• **ENTRIES SHOWN**:
★ ★ ★ ★ ★ ★ ★
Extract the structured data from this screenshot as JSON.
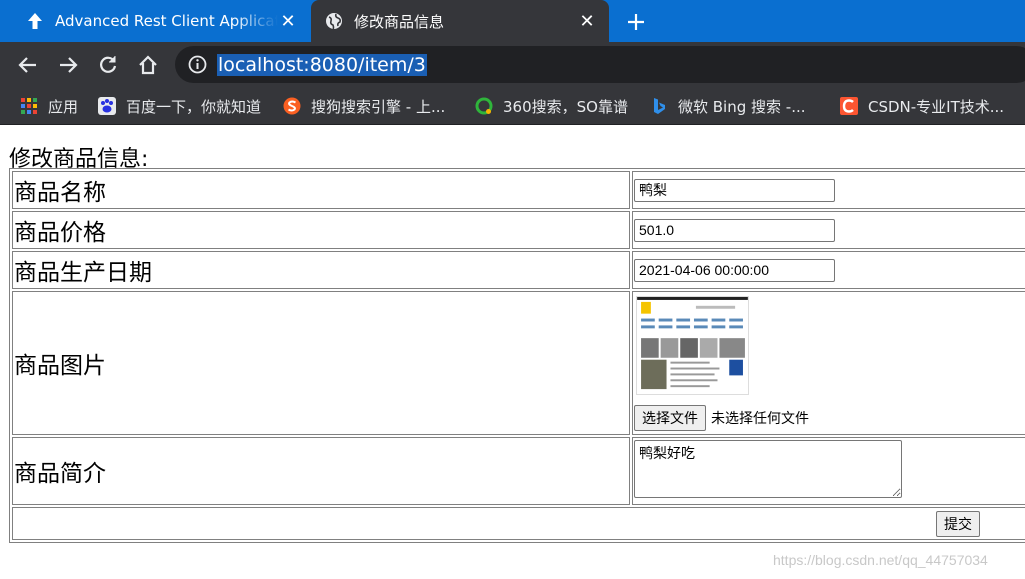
{
  "tabs": [
    {
      "title": "Advanced Rest Client Application",
      "active": false
    },
    {
      "title": "修改商品信息",
      "active": true
    }
  ],
  "address_bar": {
    "url": "localhost:8080/item/3"
  },
  "bookmarks": [
    {
      "label": "应用",
      "icon": "apps-grid-icon"
    },
    {
      "label": "百度一下，你就知道",
      "icon": "baidu-paw-icon"
    },
    {
      "label": "搜狗搜索引擎 - 上...",
      "icon": "sogou-icon"
    },
    {
      "label": "360搜索，SO靠谱",
      "icon": "so360-icon"
    },
    {
      "label": "微软 Bing 搜索 -...",
      "icon": "bing-icon"
    },
    {
      "label": "CSDN-专业IT技术...",
      "icon": "csdn-icon"
    }
  ],
  "page": {
    "heading": "修改商品信息:",
    "fields": {
      "name_label": "商品名称",
      "name_value": "鸭梨",
      "price_label": "商品价格",
      "price_value": "501.0",
      "date_label": "商品生产日期",
      "date_value": "2021-04-06 00:00:00",
      "image_label": "商品图片",
      "file_button": "选择文件",
      "file_status": "未选择任何文件",
      "desc_label": "商品简介",
      "desc_value": "鸭梨好吃"
    },
    "submit_label": "提交"
  },
  "watermark": "https://blog.csdn.net/qq_44757034",
  "colors": {
    "tabstrip": "#0a6fd0",
    "toolbar": "#35363a",
    "url_highlight": "#1a5fb4"
  }
}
★ ★ ★ ★ ★ ★ ★
• **TASK**: Reproduce each record above by retyping it exactly; omit all images.

• **WRITTEN SOLUTION**:
Extract the structured data from this screenshot as JSON.
{
  "tabs": [
    {
      "title": "Advanced Rest Client Application",
      "active": false
    },
    {
      "title": "修改商品信息",
      "active": true
    }
  ],
  "address_bar": {
    "url": "localhost:8080/item/3"
  },
  "bookmarks": [
    {
      "label": "应用",
      "icon": "apps-grid-icon"
    },
    {
      "label": "百度一下，你就知道",
      "icon": "baidu-paw-icon"
    },
    {
      "label": "搜狗搜索引擎 - 上...",
      "icon": "sogou-icon"
    },
    {
      "label": "360搜索，SO靠谱",
      "icon": "so360-icon"
    },
    {
      "label": "微软 Bing 搜索 -...",
      "icon": "bing-icon"
    },
    {
      "label": "CSDN-专业IT技术...",
      "icon": "csdn-icon"
    }
  ],
  "page": {
    "heading": "修改商品信息:",
    "fields": {
      "name_label": "商品名称",
      "name_value": "鸭梨",
      "price_label": "商品价格",
      "price_value": "501.0",
      "date_label": "商品生产日期",
      "date_value": "2021-04-06 00:00:00",
      "image_label": "商品图片",
      "file_button": "选择文件",
      "file_status": "未选择任何文件",
      "desc_label": "商品简介",
      "desc_value": "鸭梨好吃"
    },
    "submit_label": "提交"
  },
  "watermark": "https://blog.csdn.net/qq_44757034",
  "colors": {
    "tabstrip": "#0a6fd0",
    "toolbar": "#35363a",
    "url_highlight": "#1a5fb4"
  }
}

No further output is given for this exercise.